• [GOAL] Copy each line with the word "especially" in it.

• [DATASET RECORDS]
◆ ◆ ◆ ◆ ◆ ◆ ◆
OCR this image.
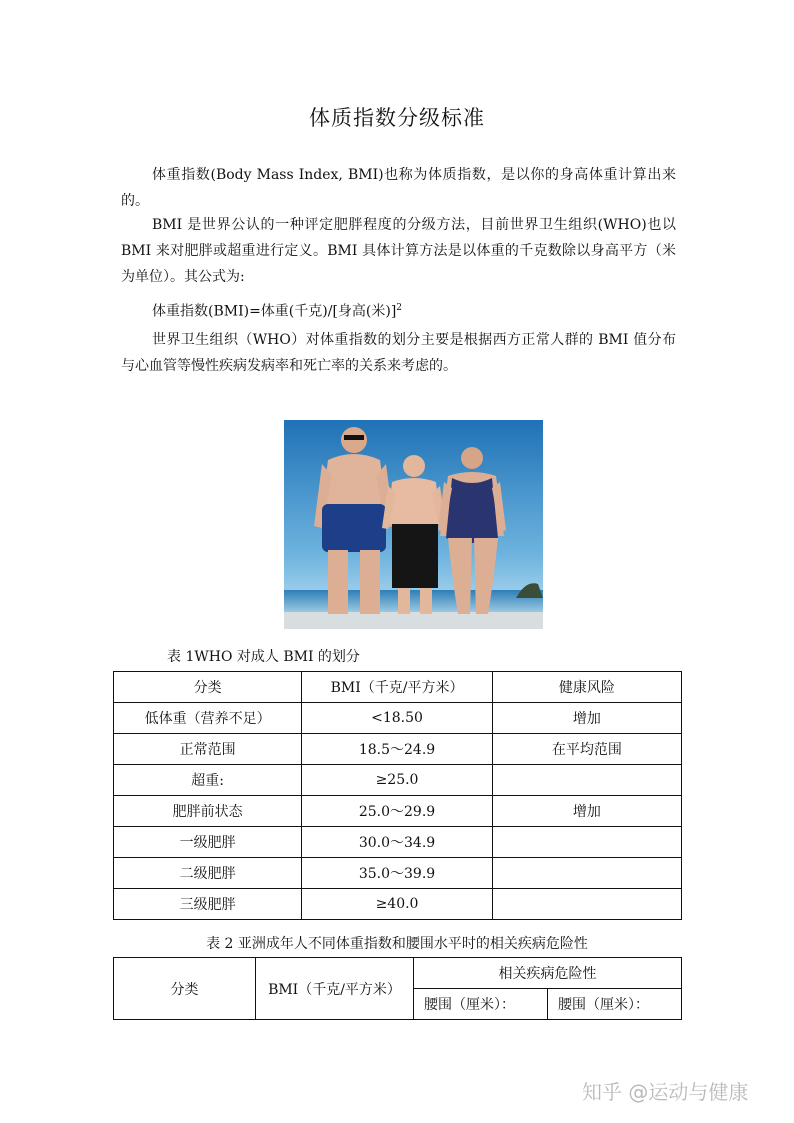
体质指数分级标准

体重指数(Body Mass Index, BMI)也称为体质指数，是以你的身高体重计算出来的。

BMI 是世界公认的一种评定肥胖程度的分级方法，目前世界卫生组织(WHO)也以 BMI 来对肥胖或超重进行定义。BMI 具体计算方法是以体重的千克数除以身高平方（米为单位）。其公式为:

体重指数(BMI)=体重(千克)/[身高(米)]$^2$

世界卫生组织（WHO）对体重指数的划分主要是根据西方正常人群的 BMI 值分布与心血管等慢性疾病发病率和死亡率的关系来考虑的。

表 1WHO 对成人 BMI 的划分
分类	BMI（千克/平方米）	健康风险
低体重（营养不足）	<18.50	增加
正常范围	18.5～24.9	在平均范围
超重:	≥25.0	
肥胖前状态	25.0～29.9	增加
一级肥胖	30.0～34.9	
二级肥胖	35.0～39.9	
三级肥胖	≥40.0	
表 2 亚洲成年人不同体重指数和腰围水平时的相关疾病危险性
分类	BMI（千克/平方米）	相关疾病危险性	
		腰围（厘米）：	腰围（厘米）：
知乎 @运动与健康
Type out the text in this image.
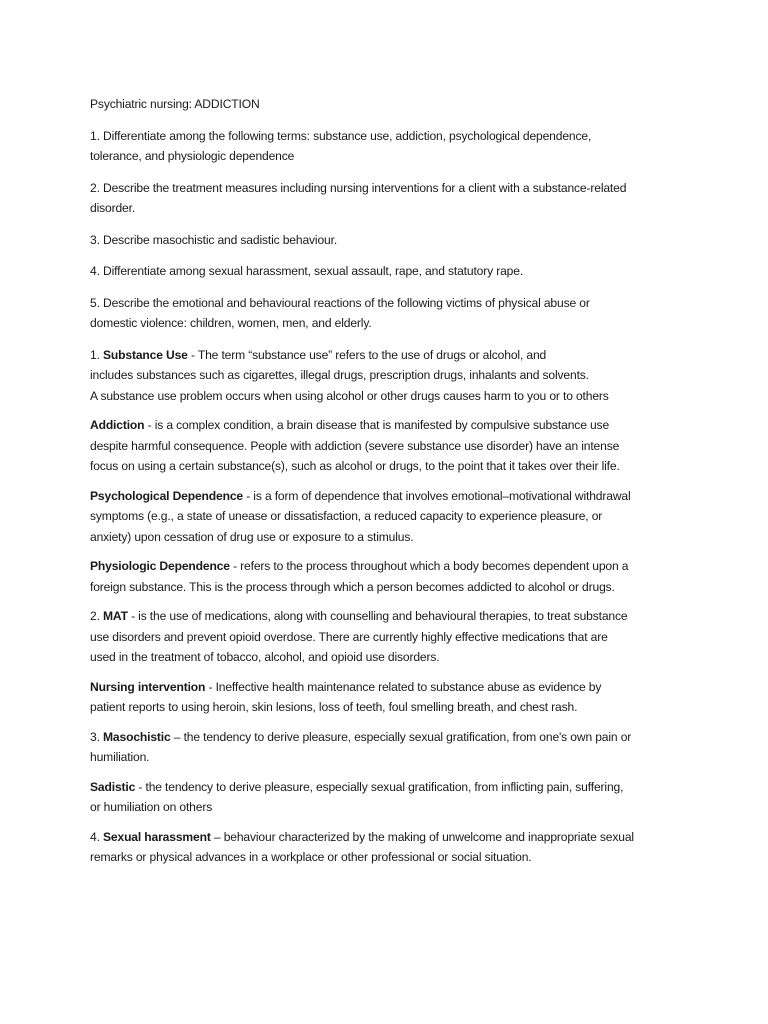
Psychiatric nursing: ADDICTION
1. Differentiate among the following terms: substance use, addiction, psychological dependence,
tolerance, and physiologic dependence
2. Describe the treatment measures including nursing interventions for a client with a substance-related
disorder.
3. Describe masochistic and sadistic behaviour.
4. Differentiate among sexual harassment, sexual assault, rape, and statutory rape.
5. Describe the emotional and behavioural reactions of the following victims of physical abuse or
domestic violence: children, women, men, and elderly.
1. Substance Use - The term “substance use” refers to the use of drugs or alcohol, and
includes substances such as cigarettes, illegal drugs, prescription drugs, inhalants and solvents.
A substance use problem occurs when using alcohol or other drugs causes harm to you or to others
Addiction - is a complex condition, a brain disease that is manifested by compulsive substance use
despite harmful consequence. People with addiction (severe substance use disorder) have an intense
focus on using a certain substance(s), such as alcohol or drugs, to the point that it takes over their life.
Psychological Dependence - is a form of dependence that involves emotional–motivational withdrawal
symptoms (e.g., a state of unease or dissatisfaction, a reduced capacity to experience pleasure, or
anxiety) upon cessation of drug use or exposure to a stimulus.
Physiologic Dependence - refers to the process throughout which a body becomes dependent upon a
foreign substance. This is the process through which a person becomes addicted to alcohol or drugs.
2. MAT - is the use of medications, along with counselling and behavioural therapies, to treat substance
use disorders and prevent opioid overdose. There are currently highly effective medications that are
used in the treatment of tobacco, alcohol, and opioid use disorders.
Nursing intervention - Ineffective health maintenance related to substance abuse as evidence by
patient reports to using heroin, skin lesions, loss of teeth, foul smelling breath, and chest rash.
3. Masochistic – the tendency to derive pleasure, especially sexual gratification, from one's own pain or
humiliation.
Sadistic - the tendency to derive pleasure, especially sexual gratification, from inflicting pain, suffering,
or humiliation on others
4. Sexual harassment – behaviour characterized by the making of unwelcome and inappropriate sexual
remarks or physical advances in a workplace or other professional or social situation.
◆ ◆ ◆ ◆ ◆ ◆ ◆
• [WRITTEN SOLUTION]
3. Masochistic – the tendency to derive pleasure, especially sexual gratification, from one's own pain or
Sadistic - the tendency to derive pleasure, especially sexual gratification, from inflicting pain, suffering,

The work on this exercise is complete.